[Data entries]

* start *

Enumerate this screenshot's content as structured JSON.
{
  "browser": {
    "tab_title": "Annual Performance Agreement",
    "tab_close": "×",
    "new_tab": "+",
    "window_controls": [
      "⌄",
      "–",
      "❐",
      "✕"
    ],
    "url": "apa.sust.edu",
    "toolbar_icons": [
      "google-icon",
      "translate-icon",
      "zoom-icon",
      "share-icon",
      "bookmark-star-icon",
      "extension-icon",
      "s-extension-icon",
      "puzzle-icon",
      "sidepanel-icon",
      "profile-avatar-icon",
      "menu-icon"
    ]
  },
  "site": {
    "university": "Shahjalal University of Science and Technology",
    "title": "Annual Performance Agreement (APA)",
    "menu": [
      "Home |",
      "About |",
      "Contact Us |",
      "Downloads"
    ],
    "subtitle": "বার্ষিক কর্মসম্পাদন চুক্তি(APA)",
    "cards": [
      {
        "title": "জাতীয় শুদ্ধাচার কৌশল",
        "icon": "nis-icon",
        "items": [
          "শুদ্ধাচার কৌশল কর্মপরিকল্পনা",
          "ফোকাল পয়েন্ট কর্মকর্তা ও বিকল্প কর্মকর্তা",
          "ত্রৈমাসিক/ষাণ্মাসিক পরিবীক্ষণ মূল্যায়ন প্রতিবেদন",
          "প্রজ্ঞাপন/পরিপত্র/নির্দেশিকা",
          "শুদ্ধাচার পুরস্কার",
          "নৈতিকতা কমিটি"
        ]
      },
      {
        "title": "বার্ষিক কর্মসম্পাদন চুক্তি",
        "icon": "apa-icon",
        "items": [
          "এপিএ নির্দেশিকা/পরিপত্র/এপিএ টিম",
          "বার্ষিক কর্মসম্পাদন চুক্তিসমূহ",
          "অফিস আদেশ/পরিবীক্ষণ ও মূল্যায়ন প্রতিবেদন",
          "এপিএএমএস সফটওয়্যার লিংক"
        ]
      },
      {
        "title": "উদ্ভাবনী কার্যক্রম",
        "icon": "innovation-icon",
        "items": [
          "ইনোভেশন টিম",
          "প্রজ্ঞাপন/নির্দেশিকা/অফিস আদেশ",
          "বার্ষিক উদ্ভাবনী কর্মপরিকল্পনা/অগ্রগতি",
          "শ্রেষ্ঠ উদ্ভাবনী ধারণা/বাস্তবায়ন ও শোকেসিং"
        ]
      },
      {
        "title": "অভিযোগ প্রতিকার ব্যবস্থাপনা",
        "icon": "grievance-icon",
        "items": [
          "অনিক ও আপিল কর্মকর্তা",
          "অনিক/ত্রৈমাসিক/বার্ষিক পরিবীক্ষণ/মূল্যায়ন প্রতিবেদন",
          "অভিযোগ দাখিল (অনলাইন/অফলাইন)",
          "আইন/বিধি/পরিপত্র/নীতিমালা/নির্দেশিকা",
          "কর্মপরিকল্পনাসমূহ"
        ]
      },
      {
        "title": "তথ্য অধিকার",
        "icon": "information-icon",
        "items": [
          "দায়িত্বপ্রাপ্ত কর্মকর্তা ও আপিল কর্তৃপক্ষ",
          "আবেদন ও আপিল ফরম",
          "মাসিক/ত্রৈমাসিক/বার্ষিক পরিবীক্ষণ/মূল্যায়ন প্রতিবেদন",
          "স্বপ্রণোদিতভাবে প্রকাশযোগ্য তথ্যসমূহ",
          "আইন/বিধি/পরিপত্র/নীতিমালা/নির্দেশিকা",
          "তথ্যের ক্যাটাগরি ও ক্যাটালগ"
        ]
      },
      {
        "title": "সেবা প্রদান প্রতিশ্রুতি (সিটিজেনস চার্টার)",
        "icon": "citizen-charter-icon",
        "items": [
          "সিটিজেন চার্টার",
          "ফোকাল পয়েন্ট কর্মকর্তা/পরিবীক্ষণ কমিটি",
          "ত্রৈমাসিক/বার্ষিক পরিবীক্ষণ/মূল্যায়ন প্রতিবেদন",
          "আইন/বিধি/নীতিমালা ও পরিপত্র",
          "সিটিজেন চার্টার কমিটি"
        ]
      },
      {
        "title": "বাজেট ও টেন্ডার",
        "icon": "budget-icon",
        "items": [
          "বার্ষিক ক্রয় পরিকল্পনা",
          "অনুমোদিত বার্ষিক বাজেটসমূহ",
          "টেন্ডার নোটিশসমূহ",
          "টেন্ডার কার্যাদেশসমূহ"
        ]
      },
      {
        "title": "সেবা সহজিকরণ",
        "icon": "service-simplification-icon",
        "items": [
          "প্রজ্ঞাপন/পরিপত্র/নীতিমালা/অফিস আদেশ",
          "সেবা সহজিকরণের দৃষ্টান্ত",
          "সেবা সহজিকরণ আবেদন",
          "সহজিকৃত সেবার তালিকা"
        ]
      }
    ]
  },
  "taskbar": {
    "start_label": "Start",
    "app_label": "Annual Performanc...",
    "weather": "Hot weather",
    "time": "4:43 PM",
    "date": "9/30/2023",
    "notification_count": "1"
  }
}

* end *

▸ **WRITTEN INSTRUCTION**
Transcribe the full listing above without leaving anything out.

▸ **ANSWER FOR THIS EXERCISE**
Enumerate this screenshot's content as structured JSON.
{
  "browser": {
    "tab_title": "Annual Performance Agreement",
    "tab_close": "×",
    "new_tab": "+",
    "window_controls": [
      "⌄",
      "–",
      "❐",
      "✕"
    ],
    "url": "apa.sust.edu",
    "toolbar_icons": [
      "google-icon",
      "translate-icon",
      "zoom-icon",
      "share-icon",
      "bookmark-star-icon",
      "extension-icon",
      "s-extension-icon",
      "puzzle-icon",
      "sidepanel-icon",
      "profile-avatar-icon",
      "menu-icon"
    ]
  },
  "site": {
    "university": "Shahjalal University of Science and Technology",
    "title": "Annual Performance Agreement (APA)",
    "menu": [
      "Home |",
      "About |",
      "Contact Us |",
      "Downloads"
    ],
    "subtitle": "বার্ষিক কর্মসম্পাদন চুক্তি(APA)",
    "cards": [
      {
        "title": "জাতীয় শুদ্ধাচার কৌশল",
        "icon": "nis-icon",
        "items": [
          "শুদ্ধাচার কৌশল কর্মপরিকল্পনা",
          "ফোকাল পয়েন্ট কর্মকর্তা ও বিকল্প কর্মকর্তা",
          "ত্রৈমাসিক/ষাণ্মাসিক পরিবীক্ষণ মূল্যায়ন প্রতিবেদন",
          "প্রজ্ঞাপন/পরিপত্র/নির্দেশিকা",
          "শুদ্ধাচার পুরস্কার",
          "নৈতিকতা কমিটি"
        ]
      },
      {
        "title": "বার্ষিক কর্মসম্পাদন চুক্তি",
        "icon": "apa-icon",
        "items": [
          "এপিএ নির্দেশিকা/পরিপত্র/এপিএ টিম",
          "বার্ষিক কর্মসম্পাদন চুক্তিসমূহ",
          "অফিস আদেশ/পরিবীক্ষণ ও মূল্যায়ন প্রতিবেদন",
          "এপিএএমএস সফটওয়্যার লিংক"
        ]
      },
      {
        "title": "উদ্ভাবনী কার্যক্রম",
        "icon": "innovation-icon",
        "items": [
          "ইনোভেশন টিম",
          "প্রজ্ঞাপন/নির্দেশিকা/অফিস আদেশ",
          "বার্ষিক উদ্ভাবনী কর্মপরিকল্পনা/অগ্রগতি",
          "শ্রেষ্ঠ উদ্ভাবনী ধারণা/বাস্তবায়ন ও শোকেসিং"
        ]
      },
      {
        "title": "অভিযোগ প্রতিকার ব্যবস্থাপনা",
        "icon": "grievance-icon",
        "items": [
          "অনিক ও আপিল কর্মকর্তা",
          "অনিক/ত্রৈমাসিক/বার্ষিক পরিবীক্ষণ/মূল্যায়ন প্রতিবেদন",
          "অভিযোগ দাখিল (অনলাইন/অফলাইন)",
          "আইন/বিধি/পরিপত্র/নীতিমালা/নির্দেশিকা",
          "কর্মপরিকল্পনাসমূহ"
        ]
      },
      {
        "title": "তথ্য অধিকার",
        "icon": "information-icon",
        "items": [
          "দায়িত্বপ্রাপ্ত কর্মকর্তা ও আপিল কর্তৃপক্ষ",
          "আবেদন ও আপিল ফরম",
          "মাসিক/ত্রৈমাসিক/বার্ষিক পরিবীক্ষণ/মূল্যায়ন প্রতিবেদন",
          "স্বপ্রণোদিতভাবে প্রকাশযোগ্য তথ্যসমূহ",
          "আইন/বিধি/পরিপত্র/নীতিমালা/নির্দেশিকা",
          "তথ্যের ক্যাটাগরি ও ক্যাটালগ"
        ]
      },
      {
        "title": "সেবা প্রদান প্রতিশ্রুতি (সিটিজেনস চার্টার)",
        "icon": "citizen-charter-icon",
        "items": [
          "সিটিজেন চার্টার",
          "ফোকাল পয়েন্ট কর্মকর্তা/পরিবীক্ষণ কমিটি",
          "ত্রৈমাসিক/বার্ষিক পরিবীক্ষণ/মূল্যায়ন প্রতিবেদন",
          "আইন/বিধি/নীতিমালা ও পরিপত্র",
          "সিটিজেন চার্টার কমিটি"
        ]
      },
      {
        "title": "বাজেট ও টেন্ডার",
        "icon": "budget-icon",
        "items": [
          "বার্ষিক ক্রয় পরিকল্পনা",
          "অনুমোদিত বার্ষিক বাজেটসমূহ",
          "টেন্ডার নোটিশসমূহ",
          "টেন্ডার কার্যাদেশসমূহ"
        ]
      },
      {
        "title": "সেবা সহজিকরণ",
        "icon": "service-simplification-icon",
        "items": [
          "প্রজ্ঞাপন/পরিপত্র/নীতিমালা/অফিস আদেশ",
          "সেবা সহজিকরণের দৃষ্টান্ত",
          "সেবা সহজিকরণ আবেদন",
          "সহজিকৃত সেবার তালিকা"
        ]
      }
    ]
  },
  "taskbar": {
    "start_label": "Start",
    "app_label": "Annual Performanc...",
    "weather": "Hot weather",
    "time": "4:43 PM",
    "date": "9/30/2023",
    "notification_count": "1"
  }
}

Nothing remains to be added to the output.